Input -

<<<<

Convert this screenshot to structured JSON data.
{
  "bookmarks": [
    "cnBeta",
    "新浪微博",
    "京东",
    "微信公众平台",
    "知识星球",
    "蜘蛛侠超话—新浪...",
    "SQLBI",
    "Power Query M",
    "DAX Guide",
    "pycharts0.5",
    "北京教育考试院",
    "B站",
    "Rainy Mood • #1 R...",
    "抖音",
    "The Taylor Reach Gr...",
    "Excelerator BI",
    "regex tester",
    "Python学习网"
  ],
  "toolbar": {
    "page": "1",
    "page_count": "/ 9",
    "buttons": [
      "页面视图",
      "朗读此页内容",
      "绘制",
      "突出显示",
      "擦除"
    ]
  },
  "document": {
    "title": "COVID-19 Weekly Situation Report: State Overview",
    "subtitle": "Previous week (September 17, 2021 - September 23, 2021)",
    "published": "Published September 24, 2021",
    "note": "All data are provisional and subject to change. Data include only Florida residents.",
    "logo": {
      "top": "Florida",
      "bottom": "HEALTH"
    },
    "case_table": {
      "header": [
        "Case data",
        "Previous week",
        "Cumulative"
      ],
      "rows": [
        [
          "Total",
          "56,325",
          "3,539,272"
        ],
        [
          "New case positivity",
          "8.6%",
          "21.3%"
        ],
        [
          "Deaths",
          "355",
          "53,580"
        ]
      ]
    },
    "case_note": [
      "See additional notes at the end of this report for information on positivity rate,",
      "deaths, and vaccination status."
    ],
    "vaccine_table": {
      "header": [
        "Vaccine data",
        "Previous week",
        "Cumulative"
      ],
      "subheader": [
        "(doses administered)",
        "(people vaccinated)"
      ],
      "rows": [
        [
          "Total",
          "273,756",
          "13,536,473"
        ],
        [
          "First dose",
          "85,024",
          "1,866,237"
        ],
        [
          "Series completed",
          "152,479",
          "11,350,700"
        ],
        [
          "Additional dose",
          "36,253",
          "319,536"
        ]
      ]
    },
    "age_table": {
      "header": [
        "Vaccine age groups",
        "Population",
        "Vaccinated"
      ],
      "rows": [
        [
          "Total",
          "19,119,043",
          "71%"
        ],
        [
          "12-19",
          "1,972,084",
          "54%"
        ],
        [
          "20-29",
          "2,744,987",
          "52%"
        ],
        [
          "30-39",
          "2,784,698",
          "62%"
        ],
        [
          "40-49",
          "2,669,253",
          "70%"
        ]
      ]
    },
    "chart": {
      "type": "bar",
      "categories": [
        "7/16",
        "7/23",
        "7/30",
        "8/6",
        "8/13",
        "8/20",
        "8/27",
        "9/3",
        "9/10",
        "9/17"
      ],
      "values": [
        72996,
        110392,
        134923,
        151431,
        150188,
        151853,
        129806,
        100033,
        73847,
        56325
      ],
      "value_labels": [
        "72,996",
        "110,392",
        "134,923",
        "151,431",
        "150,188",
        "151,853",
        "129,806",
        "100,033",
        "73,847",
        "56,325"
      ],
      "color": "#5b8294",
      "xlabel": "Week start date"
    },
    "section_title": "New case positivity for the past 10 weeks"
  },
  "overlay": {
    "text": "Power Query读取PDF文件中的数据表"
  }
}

>>>>

Your goal - Copy every record above exactly as it appears.

Complete answer -
Convert this screenshot to structured JSON data.
{
  "bookmarks": [
    "cnBeta",
    "新浪微博",
    "京东",
    "微信公众平台",
    "知识星球",
    "蜘蛛侠超话—新浪...",
    "SQLBI",
    "Power Query M",
    "DAX Guide",
    "pycharts0.5",
    "北京教育考试院",
    "B站",
    "Rainy Mood • #1 R...",
    "抖音",
    "The Taylor Reach Gr...",
    "Excelerator BI",
    "regex tester",
    "Python学习网"
  ],
  "toolbar": {
    "page": "1",
    "page_count": "/ 9",
    "buttons": [
      "页面视图",
      "朗读此页内容",
      "绘制",
      "突出显示",
      "擦除"
    ]
  },
  "document": {
    "title": "COVID-19 Weekly Situation Report: State Overview",
    "subtitle": "Previous week (September 17, 2021 - September 23, 2021)",
    "published": "Published September 24, 2021",
    "note": "All data are provisional and subject to change. Data include only Florida residents.",
    "logo": {
      "top": "Florida",
      "bottom": "HEALTH"
    },
    "case_table": {
      "header": [
        "Case data",
        "Previous week",
        "Cumulative"
      ],
      "rows": [
        [
          "Total",
          "56,325",
          "3,539,272"
        ],
        [
          "New case positivity",
          "8.6%",
          "21.3%"
        ],
        [
          "Deaths",
          "355",
          "53,580"
        ]
      ]
    },
    "case_note": [
      "See additional notes at the end of this report for information on positivity rate,",
      "deaths, and vaccination status."
    ],
    "vaccine_table": {
      "header": [
        "Vaccine data",
        "Previous week",
        "Cumulative"
      ],
      "subheader": [
        "(doses administered)",
        "(people vaccinated)"
      ],
      "rows": [
        [
          "Total",
          "273,756",
          "13,536,473"
        ],
        [
          "First dose",
          "85,024",
          "1,866,237"
        ],
        [
          "Series completed",
          "152,479",
          "11,350,700"
        ],
        [
          "Additional dose",
          "36,253",
          "319,536"
        ]
      ]
    },
    "age_table": {
      "header": [
        "Vaccine age groups",
        "Population",
        "Vaccinated"
      ],
      "rows": [
        [
          "Total",
          "19,119,043",
          "71%"
        ],
        [
          "12-19",
          "1,972,084",
          "54%"
        ],
        [
          "20-29",
          "2,744,987",
          "52%"
        ],
        [
          "30-39",
          "2,784,698",
          "62%"
        ],
        [
          "40-49",
          "2,669,253",
          "70%"
        ]
      ]
    },
    "chart": {
      "type": "bar",
      "categories": [
        "7/16",
        "7/23",
        "7/30",
        "8/6",
        "8/13",
        "8/20",
        "8/27",
        "9/3",
        "9/10",
        "9/17"
      ],
      "values": [
        72996,
        110392,
        134923,
        151431,
        150188,
        151853,
        129806,
        100033,
        73847,
        56325
      ],
      "value_labels": [
        "72,996",
        "110,392",
        "134,923",
        "151,431",
        "150,188",
        "151,853",
        "129,806",
        "100,033",
        "73,847",
        "56,325"
      ],
      "color": "#5b8294",
      "xlabel": "Week start date"
    },
    "section_title": "New case positivity for the past 10 weeks"
  },
  "overlay": {
    "text": "Power Query读取PDF文件中的数据表"
  }
}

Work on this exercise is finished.